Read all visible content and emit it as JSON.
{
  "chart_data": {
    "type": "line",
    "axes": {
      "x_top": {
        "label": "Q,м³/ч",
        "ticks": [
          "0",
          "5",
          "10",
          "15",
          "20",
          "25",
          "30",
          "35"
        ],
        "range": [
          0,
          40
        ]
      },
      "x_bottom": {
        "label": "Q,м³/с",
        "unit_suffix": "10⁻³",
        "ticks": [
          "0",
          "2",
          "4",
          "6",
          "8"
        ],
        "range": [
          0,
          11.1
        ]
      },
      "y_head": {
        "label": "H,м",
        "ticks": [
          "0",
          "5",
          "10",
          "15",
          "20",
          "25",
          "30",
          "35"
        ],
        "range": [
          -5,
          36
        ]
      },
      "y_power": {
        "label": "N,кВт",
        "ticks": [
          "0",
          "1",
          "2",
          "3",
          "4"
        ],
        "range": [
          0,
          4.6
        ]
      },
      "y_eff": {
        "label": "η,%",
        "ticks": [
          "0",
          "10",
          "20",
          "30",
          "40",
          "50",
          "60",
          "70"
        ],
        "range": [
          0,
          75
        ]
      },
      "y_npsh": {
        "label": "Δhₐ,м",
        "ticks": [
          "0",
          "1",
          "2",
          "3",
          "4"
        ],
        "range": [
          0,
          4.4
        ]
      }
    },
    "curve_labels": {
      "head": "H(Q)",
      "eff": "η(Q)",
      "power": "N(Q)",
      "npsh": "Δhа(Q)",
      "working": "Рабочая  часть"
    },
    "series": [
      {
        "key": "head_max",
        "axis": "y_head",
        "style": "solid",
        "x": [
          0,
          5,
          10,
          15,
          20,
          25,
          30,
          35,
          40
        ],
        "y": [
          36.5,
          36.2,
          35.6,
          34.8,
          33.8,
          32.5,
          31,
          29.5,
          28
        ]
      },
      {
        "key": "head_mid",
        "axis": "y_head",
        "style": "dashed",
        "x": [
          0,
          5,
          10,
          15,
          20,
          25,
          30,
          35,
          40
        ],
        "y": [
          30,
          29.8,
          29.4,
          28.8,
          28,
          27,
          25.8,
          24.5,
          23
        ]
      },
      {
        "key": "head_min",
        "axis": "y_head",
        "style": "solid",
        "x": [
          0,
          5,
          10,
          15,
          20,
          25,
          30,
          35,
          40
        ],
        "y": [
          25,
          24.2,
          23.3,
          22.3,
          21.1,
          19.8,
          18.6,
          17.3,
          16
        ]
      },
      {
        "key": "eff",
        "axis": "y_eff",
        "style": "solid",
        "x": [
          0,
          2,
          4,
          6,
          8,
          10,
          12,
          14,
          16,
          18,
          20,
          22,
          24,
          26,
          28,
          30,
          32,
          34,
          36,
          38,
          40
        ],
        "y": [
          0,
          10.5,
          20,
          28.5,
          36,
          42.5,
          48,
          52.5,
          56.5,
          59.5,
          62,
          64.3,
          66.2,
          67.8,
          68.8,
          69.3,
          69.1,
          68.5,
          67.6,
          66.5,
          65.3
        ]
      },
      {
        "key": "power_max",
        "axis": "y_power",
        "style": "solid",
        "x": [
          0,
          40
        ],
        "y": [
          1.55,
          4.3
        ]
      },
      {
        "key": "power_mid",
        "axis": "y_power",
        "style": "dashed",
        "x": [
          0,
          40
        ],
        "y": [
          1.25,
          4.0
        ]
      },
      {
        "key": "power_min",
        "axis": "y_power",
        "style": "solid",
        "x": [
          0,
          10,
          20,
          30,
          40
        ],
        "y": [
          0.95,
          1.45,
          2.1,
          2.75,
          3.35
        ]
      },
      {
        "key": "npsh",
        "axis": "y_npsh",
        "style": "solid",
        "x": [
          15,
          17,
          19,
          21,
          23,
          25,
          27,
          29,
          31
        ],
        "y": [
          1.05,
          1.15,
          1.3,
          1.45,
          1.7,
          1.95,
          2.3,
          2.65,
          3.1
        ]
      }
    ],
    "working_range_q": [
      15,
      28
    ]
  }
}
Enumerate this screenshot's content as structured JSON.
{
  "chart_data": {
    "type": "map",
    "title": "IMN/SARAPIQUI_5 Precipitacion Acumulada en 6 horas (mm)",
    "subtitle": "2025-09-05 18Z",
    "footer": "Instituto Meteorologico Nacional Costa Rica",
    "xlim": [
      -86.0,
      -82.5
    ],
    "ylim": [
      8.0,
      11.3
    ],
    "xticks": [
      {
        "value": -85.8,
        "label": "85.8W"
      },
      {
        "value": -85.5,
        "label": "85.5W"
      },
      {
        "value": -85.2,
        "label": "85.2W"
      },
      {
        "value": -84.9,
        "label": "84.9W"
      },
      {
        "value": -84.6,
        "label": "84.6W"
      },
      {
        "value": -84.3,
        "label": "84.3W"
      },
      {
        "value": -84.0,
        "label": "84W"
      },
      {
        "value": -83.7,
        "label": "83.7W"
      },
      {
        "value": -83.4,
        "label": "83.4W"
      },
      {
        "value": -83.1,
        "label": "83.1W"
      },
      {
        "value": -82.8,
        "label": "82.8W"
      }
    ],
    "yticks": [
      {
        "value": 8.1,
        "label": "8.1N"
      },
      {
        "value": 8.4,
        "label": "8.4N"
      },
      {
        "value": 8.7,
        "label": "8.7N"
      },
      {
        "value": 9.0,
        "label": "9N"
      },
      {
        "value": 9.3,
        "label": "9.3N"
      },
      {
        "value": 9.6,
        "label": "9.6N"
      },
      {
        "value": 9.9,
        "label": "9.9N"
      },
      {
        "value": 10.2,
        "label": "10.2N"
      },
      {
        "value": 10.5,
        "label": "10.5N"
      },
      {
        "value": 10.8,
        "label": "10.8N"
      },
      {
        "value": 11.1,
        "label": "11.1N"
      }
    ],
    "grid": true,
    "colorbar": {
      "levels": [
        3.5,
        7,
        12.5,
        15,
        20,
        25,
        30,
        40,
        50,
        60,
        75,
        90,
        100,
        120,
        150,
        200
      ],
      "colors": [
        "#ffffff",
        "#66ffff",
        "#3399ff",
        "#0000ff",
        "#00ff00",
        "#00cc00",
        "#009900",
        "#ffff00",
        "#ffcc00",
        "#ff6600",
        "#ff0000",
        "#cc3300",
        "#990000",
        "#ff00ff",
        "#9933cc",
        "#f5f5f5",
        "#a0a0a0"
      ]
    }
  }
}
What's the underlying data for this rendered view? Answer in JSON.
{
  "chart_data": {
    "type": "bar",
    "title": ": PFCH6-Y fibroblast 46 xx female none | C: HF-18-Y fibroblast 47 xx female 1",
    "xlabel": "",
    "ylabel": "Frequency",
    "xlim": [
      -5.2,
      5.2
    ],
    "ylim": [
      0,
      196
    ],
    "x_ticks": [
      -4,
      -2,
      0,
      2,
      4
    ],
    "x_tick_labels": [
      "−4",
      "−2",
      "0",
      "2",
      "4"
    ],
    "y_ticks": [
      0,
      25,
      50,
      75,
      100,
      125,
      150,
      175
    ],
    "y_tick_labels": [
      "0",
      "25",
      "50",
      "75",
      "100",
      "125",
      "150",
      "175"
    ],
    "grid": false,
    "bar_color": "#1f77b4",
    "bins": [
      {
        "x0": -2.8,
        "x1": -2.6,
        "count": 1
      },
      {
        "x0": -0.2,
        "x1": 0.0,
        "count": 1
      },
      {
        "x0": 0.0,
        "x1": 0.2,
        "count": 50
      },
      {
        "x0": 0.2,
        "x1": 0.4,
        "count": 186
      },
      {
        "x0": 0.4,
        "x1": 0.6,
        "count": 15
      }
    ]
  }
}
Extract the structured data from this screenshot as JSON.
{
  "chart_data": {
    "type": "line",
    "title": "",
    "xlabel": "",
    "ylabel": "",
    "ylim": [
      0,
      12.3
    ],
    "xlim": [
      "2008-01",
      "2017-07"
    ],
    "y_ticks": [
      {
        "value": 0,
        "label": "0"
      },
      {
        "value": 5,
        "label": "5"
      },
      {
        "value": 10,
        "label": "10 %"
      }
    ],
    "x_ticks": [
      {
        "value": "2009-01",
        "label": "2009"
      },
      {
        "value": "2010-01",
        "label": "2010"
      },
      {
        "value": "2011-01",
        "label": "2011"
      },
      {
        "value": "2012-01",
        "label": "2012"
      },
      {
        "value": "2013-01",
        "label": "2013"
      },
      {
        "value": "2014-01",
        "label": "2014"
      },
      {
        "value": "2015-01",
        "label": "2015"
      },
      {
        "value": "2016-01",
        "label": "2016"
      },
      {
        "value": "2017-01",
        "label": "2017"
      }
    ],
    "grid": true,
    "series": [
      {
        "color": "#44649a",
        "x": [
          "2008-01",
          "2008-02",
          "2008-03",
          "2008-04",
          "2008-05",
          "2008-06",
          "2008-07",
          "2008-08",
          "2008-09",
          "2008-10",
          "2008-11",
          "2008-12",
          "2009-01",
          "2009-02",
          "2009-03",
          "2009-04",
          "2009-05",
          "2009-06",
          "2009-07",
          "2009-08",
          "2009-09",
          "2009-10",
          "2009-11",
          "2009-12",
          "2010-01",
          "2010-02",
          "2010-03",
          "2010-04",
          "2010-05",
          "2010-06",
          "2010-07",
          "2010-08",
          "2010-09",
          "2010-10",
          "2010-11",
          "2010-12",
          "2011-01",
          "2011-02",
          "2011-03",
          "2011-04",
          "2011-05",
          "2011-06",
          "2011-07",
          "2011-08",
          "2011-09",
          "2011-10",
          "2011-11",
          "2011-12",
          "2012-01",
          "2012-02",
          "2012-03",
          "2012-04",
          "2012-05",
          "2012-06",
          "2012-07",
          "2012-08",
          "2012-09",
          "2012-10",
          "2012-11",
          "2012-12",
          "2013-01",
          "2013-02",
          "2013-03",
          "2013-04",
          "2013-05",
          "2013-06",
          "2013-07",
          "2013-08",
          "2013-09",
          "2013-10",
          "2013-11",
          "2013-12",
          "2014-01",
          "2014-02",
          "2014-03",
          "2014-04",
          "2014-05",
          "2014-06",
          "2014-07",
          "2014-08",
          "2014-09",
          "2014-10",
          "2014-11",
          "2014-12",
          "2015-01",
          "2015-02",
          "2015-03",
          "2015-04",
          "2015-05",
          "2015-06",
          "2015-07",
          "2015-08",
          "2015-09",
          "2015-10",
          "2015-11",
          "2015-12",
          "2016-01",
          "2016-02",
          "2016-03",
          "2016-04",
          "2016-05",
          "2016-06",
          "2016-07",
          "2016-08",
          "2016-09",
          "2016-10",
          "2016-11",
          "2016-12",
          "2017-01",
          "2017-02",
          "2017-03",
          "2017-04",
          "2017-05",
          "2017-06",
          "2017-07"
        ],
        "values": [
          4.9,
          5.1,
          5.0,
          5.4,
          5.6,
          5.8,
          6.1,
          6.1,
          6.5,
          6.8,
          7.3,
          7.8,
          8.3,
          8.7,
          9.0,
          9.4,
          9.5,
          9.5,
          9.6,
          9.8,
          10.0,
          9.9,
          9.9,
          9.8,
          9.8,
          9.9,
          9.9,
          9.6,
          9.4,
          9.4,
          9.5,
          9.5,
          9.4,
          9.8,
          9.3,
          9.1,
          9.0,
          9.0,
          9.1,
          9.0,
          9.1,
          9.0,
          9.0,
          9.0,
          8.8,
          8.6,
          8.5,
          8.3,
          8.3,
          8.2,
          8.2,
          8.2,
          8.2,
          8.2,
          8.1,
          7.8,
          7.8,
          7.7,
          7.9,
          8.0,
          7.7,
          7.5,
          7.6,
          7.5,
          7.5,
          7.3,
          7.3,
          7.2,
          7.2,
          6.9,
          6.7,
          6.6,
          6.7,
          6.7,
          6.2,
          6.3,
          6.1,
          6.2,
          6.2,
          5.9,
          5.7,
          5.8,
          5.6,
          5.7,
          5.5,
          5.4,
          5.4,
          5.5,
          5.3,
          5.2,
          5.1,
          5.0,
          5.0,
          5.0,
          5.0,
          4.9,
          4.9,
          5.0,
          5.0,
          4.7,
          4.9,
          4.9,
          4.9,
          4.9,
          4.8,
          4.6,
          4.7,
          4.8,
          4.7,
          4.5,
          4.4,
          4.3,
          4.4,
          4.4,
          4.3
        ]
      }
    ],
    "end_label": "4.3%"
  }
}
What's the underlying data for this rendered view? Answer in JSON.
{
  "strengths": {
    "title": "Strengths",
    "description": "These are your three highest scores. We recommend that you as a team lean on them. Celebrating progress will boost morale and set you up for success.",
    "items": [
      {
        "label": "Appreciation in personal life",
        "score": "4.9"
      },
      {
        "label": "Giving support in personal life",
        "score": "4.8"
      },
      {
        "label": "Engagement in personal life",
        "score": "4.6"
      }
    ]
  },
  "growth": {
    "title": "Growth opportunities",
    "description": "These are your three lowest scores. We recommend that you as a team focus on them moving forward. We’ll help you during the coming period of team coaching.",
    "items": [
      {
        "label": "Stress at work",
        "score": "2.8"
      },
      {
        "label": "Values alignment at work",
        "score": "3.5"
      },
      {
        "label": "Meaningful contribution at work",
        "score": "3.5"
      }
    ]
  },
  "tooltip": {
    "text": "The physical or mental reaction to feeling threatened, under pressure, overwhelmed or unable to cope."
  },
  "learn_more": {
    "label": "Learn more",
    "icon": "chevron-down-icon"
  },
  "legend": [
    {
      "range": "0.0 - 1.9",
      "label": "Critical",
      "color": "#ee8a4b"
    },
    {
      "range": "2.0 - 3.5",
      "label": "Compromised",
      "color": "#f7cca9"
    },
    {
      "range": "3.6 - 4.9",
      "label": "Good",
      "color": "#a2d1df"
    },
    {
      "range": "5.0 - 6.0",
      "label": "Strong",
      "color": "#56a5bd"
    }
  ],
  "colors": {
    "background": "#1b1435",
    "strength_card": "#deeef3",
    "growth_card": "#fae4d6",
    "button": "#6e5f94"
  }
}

○ ○ ○ ○ ○ ○ ○

REQUIREMENTS: Extract lines where the string "recommend" occurs.

SOLUTION:
    "description": "These are your three highest scores. We recommend that you as a team lean on them. Celebrating progress will boost morale and set you up for success.",
    "description": "These are your three lowest scores. We recommend that you as a team focus on them moving forward. We’ll help you during the coming period of team coaching.",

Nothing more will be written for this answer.